Exercise brief =
Reproduce every line of the material below, but drop the pictures.

START Listed entries

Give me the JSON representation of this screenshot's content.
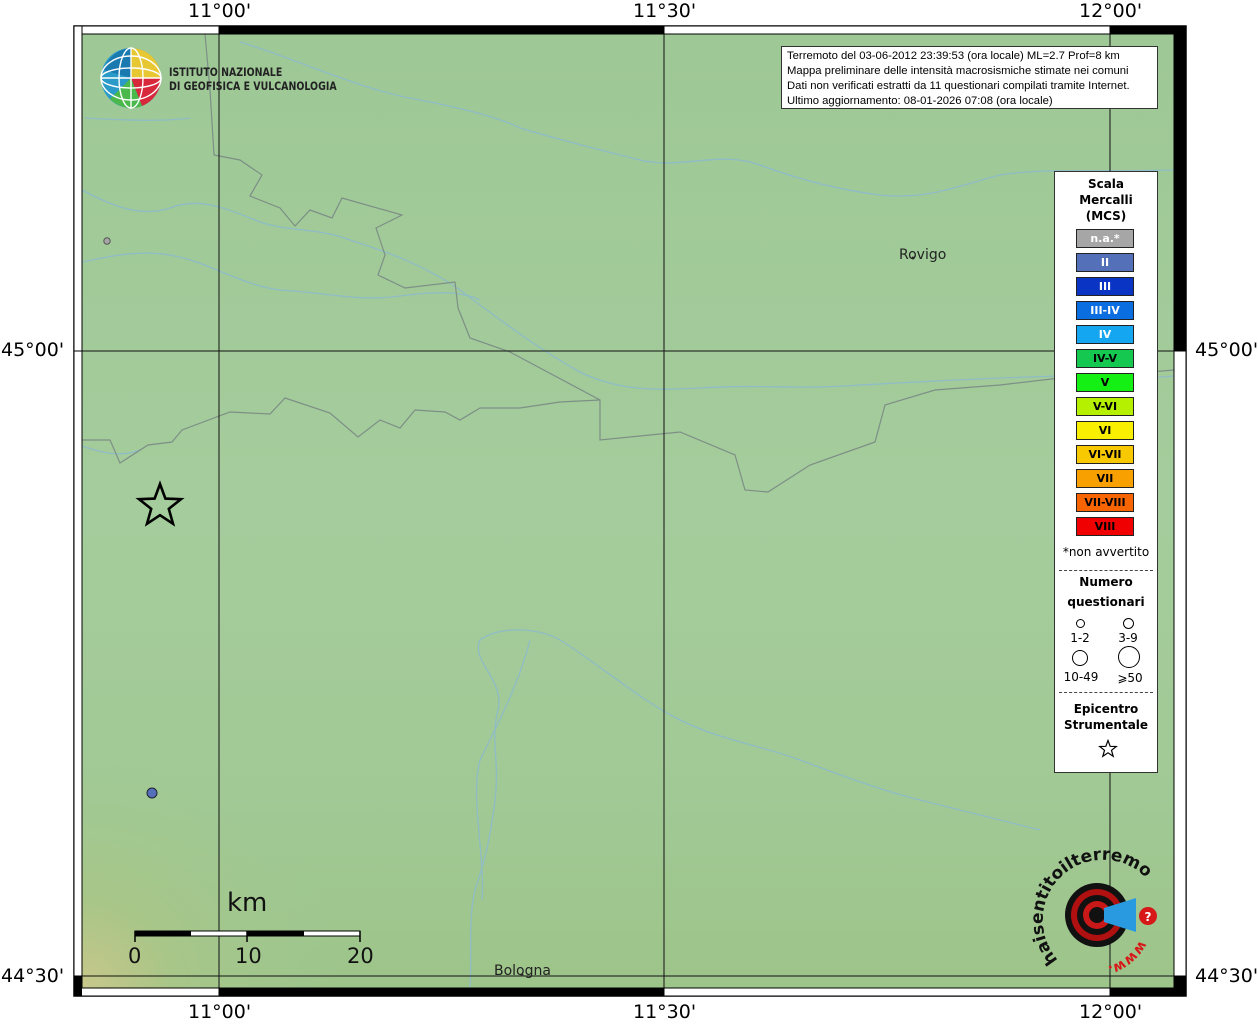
{
  "map": {
    "lon_labels": [
      "11°00'",
      "11°30'",
      "12°00'"
    ],
    "lat_labels": [
      "45°00'",
      "44°30'"
    ],
    "places": [
      {
        "name": "Rovigo"
      },
      {
        "name": "Bologna"
      }
    ]
  },
  "logo": {
    "line1": "ISTITUTO NAZIONALE",
    "line2": "DI GEOFISICA E VULCANOLOGIA"
  },
  "info": {
    "line1": "Terremoto del 03-06-2012 23:39:53 (ora locale) ML=2.7 Prof=8 km",
    "line2": "Mappa preliminare delle intensità macrosismiche stimate nei comuni",
    "line3": "Dati non verificati estratti da 11 questionari compilati tramite Internet.",
    "line4": "Ultimo aggiornamento: 08-01-2026 07:08 (ora locale)"
  },
  "legend": {
    "title_lines": [
      "Scala",
      "Mercalli",
      "(MCS)"
    ],
    "classes": [
      {
        "label": "n.a.*",
        "color": "#a6a6a6",
        "text": "#ffffff"
      },
      {
        "label": "II",
        "color": "#5470b8",
        "text": "#ffffff"
      },
      {
        "label": "III",
        "color": "#0a35c4",
        "text": "#ffffff"
      },
      {
        "label": "III-IV",
        "color": "#0a6ee0",
        "text": "#ffffff"
      },
      {
        "label": "IV",
        "color": "#14a6f0",
        "text": "#ffffff"
      },
      {
        "label": "IV-V",
        "color": "#14c850",
        "text": "#000000"
      },
      {
        "label": "V",
        "color": "#14f014",
        "text": "#000000"
      },
      {
        "label": "V-VI",
        "color": "#b4f000",
        "text": "#000000"
      },
      {
        "label": "VI",
        "color": "#f8f000",
        "text": "#000000"
      },
      {
        "label": "VI-VII",
        "color": "#f8c800",
        "text": "#000000"
      },
      {
        "label": "VII",
        "color": "#f8a000",
        "text": "#000000"
      },
      {
        "label": "VII-VIII",
        "color": "#f86400",
        "text": "#000000"
      },
      {
        "label": "VIII",
        "color": "#f00000",
        "text": "#000000"
      }
    ],
    "na_note": "*non avvertito",
    "count_title_1": "Numero",
    "count_title_2": "questionari",
    "count_labels": [
      "1-2",
      "3-9",
      "10-49",
      "⩾50"
    ],
    "epi_title_1": "Epicentro",
    "epi_title_2": "Strumentale"
  },
  "scalebar": {
    "unit": "km",
    "ticks": [
      "0",
      "10",
      "20"
    ]
  },
  "badge": {
    "text": "haisentitoilterremoto.it",
    "url": "www."
  },
  "observations": [
    {
      "intensity": "na",
      "color": "#a6a6a6",
      "count_class": "1-2"
    },
    {
      "intensity": "II",
      "color": "#5470b8",
      "count_class": "1-2"
    }
  ]
}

END Listed entries

Result of the task =
Give me the JSON representation of this screenshot's content.
{
  "map": {
    "lon_labels": [
      "11°00'",
      "11°30'",
      "12°00'"
    ],
    "lat_labels": [
      "45°00'",
      "44°30'"
    ],
    "places": [
      {
        "name": "Rovigo"
      },
      {
        "name": "Bologna"
      }
    ]
  },
  "logo": {
    "line1": "ISTITUTO NAZIONALE",
    "line2": "DI GEOFISICA E VULCANOLOGIA"
  },
  "info": {
    "line1": "Terremoto del 03-06-2012 23:39:53 (ora locale) ML=2.7 Prof=8 km",
    "line2": "Mappa preliminare delle intensità macrosismiche stimate nei comuni",
    "line3": "Dati non verificati estratti da 11 questionari compilati tramite Internet.",
    "line4": "Ultimo aggiornamento: 08-01-2026 07:08 (ora locale)"
  },
  "legend": {
    "title_lines": [
      "Scala",
      "Mercalli",
      "(MCS)"
    ],
    "classes": [
      {
        "label": "n.a.*",
        "color": "#a6a6a6",
        "text": "#ffffff"
      },
      {
        "label": "II",
        "color": "#5470b8",
        "text": "#ffffff"
      },
      {
        "label": "III",
        "color": "#0a35c4",
        "text": "#ffffff"
      },
      {
        "label": "III-IV",
        "color": "#0a6ee0",
        "text": "#ffffff"
      },
      {
        "label": "IV",
        "color": "#14a6f0",
        "text": "#ffffff"
      },
      {
        "label": "IV-V",
        "color": "#14c850",
        "text": "#000000"
      },
      {
        "label": "V",
        "color": "#14f014",
        "text": "#000000"
      },
      {
        "label": "V-VI",
        "color": "#b4f000",
        "text": "#000000"
      },
      {
        "label": "VI",
        "color": "#f8f000",
        "text": "#000000"
      },
      {
        "label": "VI-VII",
        "color": "#f8c800",
        "text": "#000000"
      },
      {
        "label": "VII",
        "color": "#f8a000",
        "text": "#000000"
      },
      {
        "label": "VII-VIII",
        "color": "#f86400",
        "text": "#000000"
      },
      {
        "label": "VIII",
        "color": "#f00000",
        "text": "#000000"
      }
    ],
    "na_note": "*non avvertito",
    "count_title_1": "Numero",
    "count_title_2": "questionari",
    "count_labels": [
      "1-2",
      "3-9",
      "10-49",
      "⩾50"
    ],
    "epi_title_1": "Epicentro",
    "epi_title_2": "Strumentale"
  },
  "scalebar": {
    "unit": "km",
    "ticks": [
      "0",
      "10",
      "20"
    ]
  },
  "badge": {
    "text": "haisentitoilterremoto.it",
    "url": "www."
  },
  "observations": [
    {
      "intensity": "na",
      "color": "#a6a6a6",
      "count_class": "1-2"
    },
    {
      "intensity": "II",
      "color": "#5470b8",
      "count_class": "1-2"
    }
  ]
}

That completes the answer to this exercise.